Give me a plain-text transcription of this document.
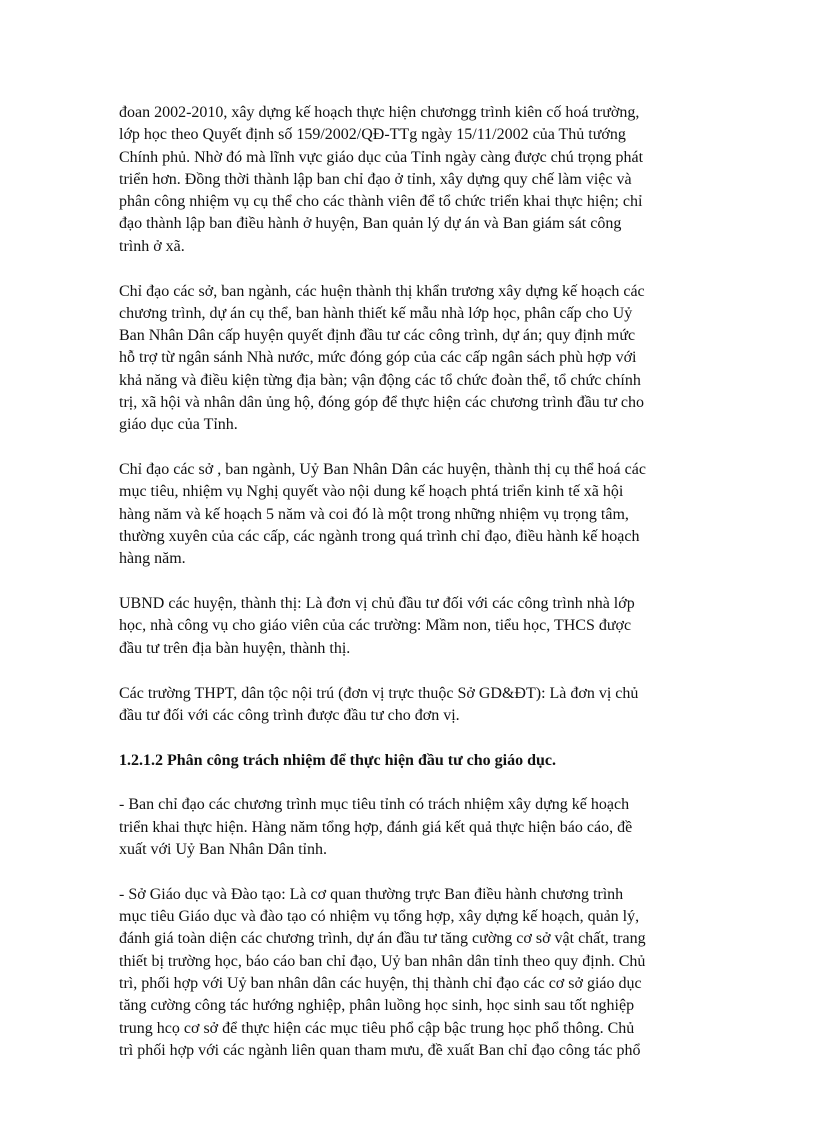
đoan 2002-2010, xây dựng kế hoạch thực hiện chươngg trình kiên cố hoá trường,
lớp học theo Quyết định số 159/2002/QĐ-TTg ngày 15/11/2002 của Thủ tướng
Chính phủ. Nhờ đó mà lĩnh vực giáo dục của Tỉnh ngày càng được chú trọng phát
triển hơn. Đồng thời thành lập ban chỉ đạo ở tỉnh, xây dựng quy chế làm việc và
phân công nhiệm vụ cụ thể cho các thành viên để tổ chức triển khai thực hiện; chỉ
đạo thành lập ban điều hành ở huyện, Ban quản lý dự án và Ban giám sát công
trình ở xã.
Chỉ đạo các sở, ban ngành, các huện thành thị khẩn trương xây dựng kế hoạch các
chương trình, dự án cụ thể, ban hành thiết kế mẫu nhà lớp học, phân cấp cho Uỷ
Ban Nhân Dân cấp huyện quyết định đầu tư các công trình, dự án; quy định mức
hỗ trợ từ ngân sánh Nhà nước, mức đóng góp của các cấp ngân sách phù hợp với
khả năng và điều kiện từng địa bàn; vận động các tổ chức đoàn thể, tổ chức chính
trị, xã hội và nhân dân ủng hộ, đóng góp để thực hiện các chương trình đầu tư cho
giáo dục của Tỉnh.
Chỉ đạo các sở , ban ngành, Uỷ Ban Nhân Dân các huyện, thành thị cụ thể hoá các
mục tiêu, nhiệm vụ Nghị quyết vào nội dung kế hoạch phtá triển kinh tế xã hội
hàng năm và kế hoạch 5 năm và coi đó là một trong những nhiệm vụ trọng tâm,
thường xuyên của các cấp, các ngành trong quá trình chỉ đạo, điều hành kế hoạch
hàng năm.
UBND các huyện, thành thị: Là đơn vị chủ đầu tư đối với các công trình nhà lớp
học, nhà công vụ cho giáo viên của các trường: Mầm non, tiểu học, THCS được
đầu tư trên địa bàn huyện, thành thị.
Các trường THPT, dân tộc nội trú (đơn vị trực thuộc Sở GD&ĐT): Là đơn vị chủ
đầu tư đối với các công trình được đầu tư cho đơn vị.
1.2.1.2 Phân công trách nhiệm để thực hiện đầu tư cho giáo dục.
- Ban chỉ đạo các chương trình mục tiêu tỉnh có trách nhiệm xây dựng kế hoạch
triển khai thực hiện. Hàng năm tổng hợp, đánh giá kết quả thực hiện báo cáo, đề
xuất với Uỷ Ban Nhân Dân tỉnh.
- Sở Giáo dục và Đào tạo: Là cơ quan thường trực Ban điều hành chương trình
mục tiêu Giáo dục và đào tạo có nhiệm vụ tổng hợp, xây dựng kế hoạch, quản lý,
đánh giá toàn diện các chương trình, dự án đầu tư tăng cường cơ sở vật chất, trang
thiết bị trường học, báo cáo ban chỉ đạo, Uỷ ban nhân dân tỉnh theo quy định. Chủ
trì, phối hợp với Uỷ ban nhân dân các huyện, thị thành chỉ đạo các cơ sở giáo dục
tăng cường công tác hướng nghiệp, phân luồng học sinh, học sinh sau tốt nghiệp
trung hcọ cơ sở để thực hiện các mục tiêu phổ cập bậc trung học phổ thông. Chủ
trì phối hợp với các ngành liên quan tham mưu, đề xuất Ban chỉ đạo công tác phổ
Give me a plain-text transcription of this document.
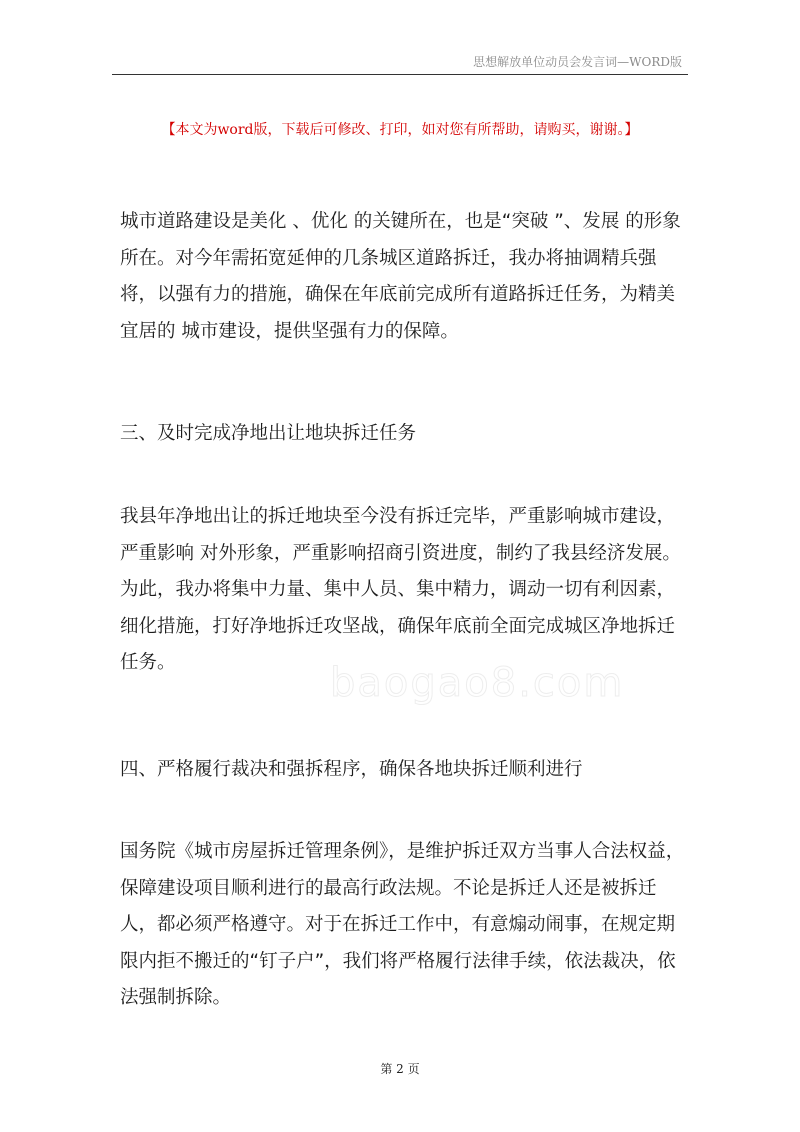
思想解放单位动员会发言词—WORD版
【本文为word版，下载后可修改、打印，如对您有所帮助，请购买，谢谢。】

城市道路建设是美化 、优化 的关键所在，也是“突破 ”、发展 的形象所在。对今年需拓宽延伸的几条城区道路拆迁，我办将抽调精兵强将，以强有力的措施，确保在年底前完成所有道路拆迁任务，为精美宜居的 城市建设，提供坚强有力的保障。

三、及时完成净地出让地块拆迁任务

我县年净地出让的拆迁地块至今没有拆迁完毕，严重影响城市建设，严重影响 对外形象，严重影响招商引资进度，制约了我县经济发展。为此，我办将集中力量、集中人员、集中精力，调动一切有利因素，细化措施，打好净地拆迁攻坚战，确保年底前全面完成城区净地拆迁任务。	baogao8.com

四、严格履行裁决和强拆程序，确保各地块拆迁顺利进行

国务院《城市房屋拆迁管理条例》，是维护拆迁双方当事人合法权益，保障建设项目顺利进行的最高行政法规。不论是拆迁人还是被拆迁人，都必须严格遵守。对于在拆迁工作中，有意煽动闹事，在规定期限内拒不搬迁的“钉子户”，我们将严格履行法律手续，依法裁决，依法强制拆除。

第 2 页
• • •
» **TASK PROMPT**
Reproduce all of the data exactly, omitting each picture it holds.

» **SOLUTION**
Give me a plain-text transcription of this document.
đoan 2002-2010, xây dựng kế hoạch thực hiện chươngg trình kiên cố hoá trường,
lớp học theo Quyết định số 159/2002/QĐ-TTg ngày 15/11/2002 của Thủ tướng
Chính phủ. Nhờ đó mà lĩnh vực giáo dục của Tỉnh ngày càng được chú trọng phát
triển hơn. Đồng thời thành lập ban chỉ đạo ở tỉnh, xây dựng quy chế làm việc và
phân công nhiệm vụ cụ thể cho các thành viên để tổ chức triển khai thực hiện; chỉ
đạo thành lập ban điều hành ở huyện, Ban quản lý dự án và Ban giám sát công
trình ở xã.
Chỉ đạo các sở, ban ngành, các huện thành thị khẩn trương xây dựng kế hoạch các
chương trình, dự án cụ thể, ban hành thiết kế mẫu nhà lớp học, phân cấp cho Uỷ
Ban Nhân Dân cấp huyện quyết định đầu tư các công trình, dự án; quy định mức
hỗ trợ từ ngân sánh Nhà nước, mức đóng góp của các cấp ngân sách phù hợp với
khả năng và điều kiện từng địa bàn; vận động các tổ chức đoàn thể, tổ chức chính
trị, xã hội và nhân dân ủng hộ, đóng góp để thực hiện các chương trình đầu tư cho
giáo dục của Tỉnh.
Chỉ đạo các sở , ban ngành, Uỷ Ban Nhân Dân các huyện, thành thị cụ thể hoá các
mục tiêu, nhiệm vụ Nghị quyết vào nội dung kế hoạch phtá triển kinh tế xã hội
hàng năm và kế hoạch 5 năm và coi đó là một trong những nhiệm vụ trọng tâm,
thường xuyên của các cấp, các ngành trong quá trình chỉ đạo, điều hành kế hoạch
hàng năm.
UBND các huyện, thành thị: Là đơn vị chủ đầu tư đối với các công trình nhà lớp
học, nhà công vụ cho giáo viên của các trường: Mầm non, tiểu học, THCS được
đầu tư trên địa bàn huyện, thành thị.
Các trường THPT, dân tộc nội trú (đơn vị trực thuộc Sở GD&ĐT): Là đơn vị chủ
đầu tư đối với các công trình được đầu tư cho đơn vị.
1.2.1.2 Phân công trách nhiệm để thực hiện đầu tư cho giáo dục.
- Ban chỉ đạo các chương trình mục tiêu tỉnh có trách nhiệm xây dựng kế hoạch
triển khai thực hiện. Hàng năm tổng hợp, đánh giá kết quả thực hiện báo cáo, đề
xuất với Uỷ Ban Nhân Dân tỉnh.
- Sở Giáo dục và Đào tạo: Là cơ quan thường trực Ban điều hành chương trình
mục tiêu Giáo dục và đào tạo có nhiệm vụ tổng hợp, xây dựng kế hoạch, quản lý,
đánh giá toàn diện các chương trình, dự án đầu tư tăng cường cơ sở vật chất, trang
thiết bị trường học, báo cáo ban chỉ đạo, Uỷ ban nhân dân tỉnh theo quy định. Chủ
trì, phối hợp với Uỷ ban nhân dân các huyện, thị thành chỉ đạo các cơ sở giáo dục
tăng cường công tác hướng nghiệp, phân luồng học sinh, học sinh sau tốt nghiệp
trung hcọ cơ sở để thực hiện các mục tiêu phổ cập bậc trung học phổ thông. Chủ
trì phối hợp với các ngành liên quan tham mưu, đề xuất Ban chỉ đạo công tác phổ
Give me a plain-text transcription of this document.
思想解放单位动员会发言词—WORD版
【本文为word版，下载后可修改、打印，如对您有所帮助，请购买，谢谢。】

城市道路建设是美化 、优化 的关键所在，也是“突破 ”、发展 的形象所在。对今年需拓宽延伸的几条城区道路拆迁，我办将抽调精兵强将，以强有力的措施，确保在年底前完成所有道路拆迁任务，为精美宜居的 城市建设，提供坚强有力的保障。

三、及时完成净地出让地块拆迁任务

我县年净地出让的拆迁地块至今没有拆迁完毕，严重影响城市建设，严重影响 对外形象，严重影响招商引资进度，制约了我县经济发展。为此，我办将集中力量、集中人员、集中精力，调动一切有利因素，细化措施，打好净地拆迁攻坚战，确保年底前全面完成城区净地拆迁任务。	baogao8.com

四、严格履行裁决和强拆程序，确保各地块拆迁顺利进行

国务院《城市房屋拆迁管理条例》，是维护拆迁双方当事人合法权益，保障建设项目顺利进行的最高行政法规。不论是拆迁人还是被拆迁人，都必须严格遵守。对于在拆迁工作中，有意煽动闹事，在规定期限内拒不搬迁的“钉子户”，我们将严格履行法律手续，依法裁决，依法强制拆除。

第 2 页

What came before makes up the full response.